• **Stated exercise**
Nothing in the records may be left out or altered; reproduce them all exactly.
**** Data supplied
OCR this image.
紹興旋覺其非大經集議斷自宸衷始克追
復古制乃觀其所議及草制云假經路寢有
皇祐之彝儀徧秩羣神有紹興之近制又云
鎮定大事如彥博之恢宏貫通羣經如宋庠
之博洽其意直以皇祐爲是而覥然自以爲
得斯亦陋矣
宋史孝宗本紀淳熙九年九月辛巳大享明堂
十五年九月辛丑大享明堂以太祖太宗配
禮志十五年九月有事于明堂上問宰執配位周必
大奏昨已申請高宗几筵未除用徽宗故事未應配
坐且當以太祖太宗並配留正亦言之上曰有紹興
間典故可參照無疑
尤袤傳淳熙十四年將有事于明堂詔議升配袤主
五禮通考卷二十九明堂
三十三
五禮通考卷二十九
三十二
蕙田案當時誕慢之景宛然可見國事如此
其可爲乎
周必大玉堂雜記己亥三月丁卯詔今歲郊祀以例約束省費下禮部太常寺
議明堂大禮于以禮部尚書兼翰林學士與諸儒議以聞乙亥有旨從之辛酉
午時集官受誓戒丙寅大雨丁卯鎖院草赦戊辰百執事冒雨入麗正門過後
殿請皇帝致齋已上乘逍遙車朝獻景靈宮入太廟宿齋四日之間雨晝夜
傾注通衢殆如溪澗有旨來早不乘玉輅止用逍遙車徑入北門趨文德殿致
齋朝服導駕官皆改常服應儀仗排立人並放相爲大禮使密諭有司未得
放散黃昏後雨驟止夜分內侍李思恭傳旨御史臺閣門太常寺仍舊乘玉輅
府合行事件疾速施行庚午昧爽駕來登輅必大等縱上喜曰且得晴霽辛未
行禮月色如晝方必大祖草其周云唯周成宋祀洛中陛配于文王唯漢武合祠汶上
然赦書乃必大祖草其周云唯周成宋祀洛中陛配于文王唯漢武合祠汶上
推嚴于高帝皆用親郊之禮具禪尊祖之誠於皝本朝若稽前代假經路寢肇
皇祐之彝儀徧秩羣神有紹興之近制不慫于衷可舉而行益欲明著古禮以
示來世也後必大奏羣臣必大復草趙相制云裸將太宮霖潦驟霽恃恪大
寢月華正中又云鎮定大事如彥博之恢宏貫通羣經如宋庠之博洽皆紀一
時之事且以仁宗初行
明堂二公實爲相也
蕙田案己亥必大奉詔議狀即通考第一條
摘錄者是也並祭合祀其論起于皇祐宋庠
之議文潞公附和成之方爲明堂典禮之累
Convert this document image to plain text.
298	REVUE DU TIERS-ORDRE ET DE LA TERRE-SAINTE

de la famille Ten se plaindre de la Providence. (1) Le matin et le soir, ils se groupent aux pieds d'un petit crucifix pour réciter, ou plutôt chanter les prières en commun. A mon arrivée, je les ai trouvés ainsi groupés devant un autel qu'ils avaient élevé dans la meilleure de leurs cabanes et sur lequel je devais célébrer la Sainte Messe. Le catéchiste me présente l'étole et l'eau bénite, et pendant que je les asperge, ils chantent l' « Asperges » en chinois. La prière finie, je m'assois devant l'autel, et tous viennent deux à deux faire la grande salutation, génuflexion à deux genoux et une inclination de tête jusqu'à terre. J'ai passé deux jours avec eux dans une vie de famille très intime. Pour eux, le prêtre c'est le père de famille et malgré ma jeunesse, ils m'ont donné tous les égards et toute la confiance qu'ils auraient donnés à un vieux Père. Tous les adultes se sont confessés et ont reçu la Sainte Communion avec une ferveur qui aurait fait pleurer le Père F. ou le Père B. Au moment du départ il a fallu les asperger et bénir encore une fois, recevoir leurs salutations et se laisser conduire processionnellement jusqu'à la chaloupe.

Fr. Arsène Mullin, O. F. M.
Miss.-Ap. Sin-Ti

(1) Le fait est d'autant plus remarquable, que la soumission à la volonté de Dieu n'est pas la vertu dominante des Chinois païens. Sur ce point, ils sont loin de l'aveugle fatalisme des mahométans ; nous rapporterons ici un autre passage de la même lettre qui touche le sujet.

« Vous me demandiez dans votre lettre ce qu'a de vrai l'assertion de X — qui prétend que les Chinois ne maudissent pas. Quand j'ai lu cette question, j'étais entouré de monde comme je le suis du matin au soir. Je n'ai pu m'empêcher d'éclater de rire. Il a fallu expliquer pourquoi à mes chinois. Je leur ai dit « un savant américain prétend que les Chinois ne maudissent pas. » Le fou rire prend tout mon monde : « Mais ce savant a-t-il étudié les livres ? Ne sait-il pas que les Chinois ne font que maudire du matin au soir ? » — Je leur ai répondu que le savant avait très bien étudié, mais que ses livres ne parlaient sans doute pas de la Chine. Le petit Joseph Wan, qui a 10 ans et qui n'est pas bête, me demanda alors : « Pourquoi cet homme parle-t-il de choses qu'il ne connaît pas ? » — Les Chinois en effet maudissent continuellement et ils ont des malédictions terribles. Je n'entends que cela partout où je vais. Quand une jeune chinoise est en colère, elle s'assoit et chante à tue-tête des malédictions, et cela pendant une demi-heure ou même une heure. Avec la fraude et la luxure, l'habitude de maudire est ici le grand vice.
********
• **Final result**
OCR this image.
紹興旋覺其非大經集議斷自宸衷始克追
復古制乃觀其所議及草制云假經路寢有
皇祐之彝儀徧秩羣神有紹興之近制又云
鎮定大事如彥博之恢宏貫通羣經如宋庠
之博洽其意直以皇祐爲是而覥然自以爲
得斯亦陋矣
宋史孝宗本紀淳熙九年九月辛巳大享明堂
十五年九月辛丑大享明堂以太祖太宗配
禮志十五年九月有事于明堂上問宰執配位周必
大奏昨已申請高宗几筵未除用徽宗故事未應配
坐且當以太祖太宗並配留正亦言之上曰有紹興
間典故可參照無疑
尤袤傳淳熙十四年將有事于明堂詔議升配袤主
五禮通考卷二十九明堂
三十三
五禮通考卷二十九
三十二
蕙田案當時誕慢之景宛然可見國事如此
其可爲乎
周必大玉堂雜記己亥三月丁卯詔今歲郊祀以例約束省費下禮部太常寺
議明堂大禮于以禮部尚書兼翰林學士與諸儒議以聞乙亥有旨從之辛酉
午時集官受誓戒丙寅大雨丁卯鎖院草赦戊辰百執事冒雨入麗正門過後
殿請皇帝致齋已上乘逍遙車朝獻景靈宮入太廟宿齋四日之間雨晝夜
傾注通衢殆如溪澗有旨來早不乘玉輅止用逍遙車徑入北門趨文德殿致
齋朝服導駕官皆改常服應儀仗排立人並放相爲大禮使密諭有司未得
放散黃昏後雨驟止夜分內侍李思恭傳旨御史臺閣門太常寺仍舊乘玉輅
府合行事件疾速施行庚午昧爽駕來登輅必大等縱上喜曰且得晴霽辛未
行禮月色如晝方必大祖草其周云唯周成宋祀洛中陛配于文王唯漢武合祠汶上
然赦書乃必大祖草其周云唯周成宋祀洛中陛配于文王唯漢武合祠汶上
推嚴于高帝皆用親郊之禮具禪尊祖之誠於皝本朝若稽前代假經路寢肇
皇祐之彝儀徧秩羣神有紹興之近制不慫于衷可舉而行益欲明著古禮以
示來世也後必大奏羣臣必大復草趙相制云裸將太宮霖潦驟霽恃恪大
寢月華正中又云鎮定大事如彥博之恢宏貫通羣經如宋庠之博洽皆紀一
時之事且以仁宗初行
明堂二公實爲相也
蕙田案己亥必大奉詔議狀即通考第一條
摘錄者是也並祭合祀其論起于皇祐宋庠
之議文潞公附和成之方爲明堂典禮之累
Convert this document image to plain text.
298	REVUE DU TIERS-ORDRE ET DE LA TERRE-SAINTE

de la famille Ten se plaindre de la Providence. (1) Le matin et le soir, ils se groupent aux pieds d'un petit crucifix pour réciter, ou plutôt chanter les prières en commun. A mon arrivée, je les ai trouvés ainsi groupés devant un autel qu'ils avaient élevé dans la meilleure de leurs cabanes et sur lequel je devais célébrer la Sainte Messe. Le catéchiste me présente l'étole et l'eau bénite, et pendant que je les asperge, ils chantent l' « Asperges » en chinois. La prière finie, je m'assois devant l'autel, et tous viennent deux à deux faire la grande salutation, génuflexion à deux genoux et une inclination de tête jusqu'à terre. J'ai passé deux jours avec eux dans une vie de famille très intime. Pour eux, le prêtre c'est le père de famille et malgré ma jeunesse, ils m'ont donné tous les égards et toute la confiance qu'ils auraient donnés à un vieux Père. Tous les adultes se sont confessés et ont reçu la Sainte Communion avec une ferveur qui aurait fait pleurer le Père F. ou le Père B. Au moment du départ il a fallu les asperger et bénir encore une fois, recevoir leurs salutations et se laisser conduire processionnellement jusqu'à la chaloupe.

Fr. Arsène Mullin, O. F. M.
Miss.-Ap. Sin-Ti

(1) Le fait est d'autant plus remarquable, que la soumission à la volonté de Dieu n'est pas la vertu dominante des Chinois païens. Sur ce point, ils sont loin de l'aveugle fatalisme des mahométans ; nous rapporterons ici un autre passage de la même lettre qui touche le sujet.

« Vous me demandiez dans votre lettre ce qu'a de vrai l'assertion de X — qui prétend que les Chinois ne maudissent pas. Quand j'ai lu cette question, j'étais entouré de monde comme je le suis du matin au soir. Je n'ai pu m'empêcher d'éclater de rire. Il a fallu expliquer pourquoi à mes chinois. Je leur ai dit « un savant américain prétend que les Chinois ne maudissent pas. » Le fou rire prend tout mon monde : « Mais ce savant a-t-il étudié les livres ? Ne sait-il pas que les Chinois ne font que maudire du matin au soir ? » — Je leur ai répondu que le savant avait très bien étudié, mais que ses livres ne parlaient sans doute pas de la Chine. Le petit Joseph Wan, qui a 10 ans et qui n'est pas bête, me demanda alors : « Pourquoi cet homme parle-t-il de choses qu'il ne connaît pas ? » — Les Chinois en effet maudissent continuellement et ils ont des malédictions terribles. Je n'entends que cela partout où je vais. Quand une jeune chinoise est en colère, elle s'assoit et chante à tue-tête des malédictions, et cela pendant une demi-heure ou même une heure. Avec la fraude et la luxure, l'habitude de maudire est ici le grand vice.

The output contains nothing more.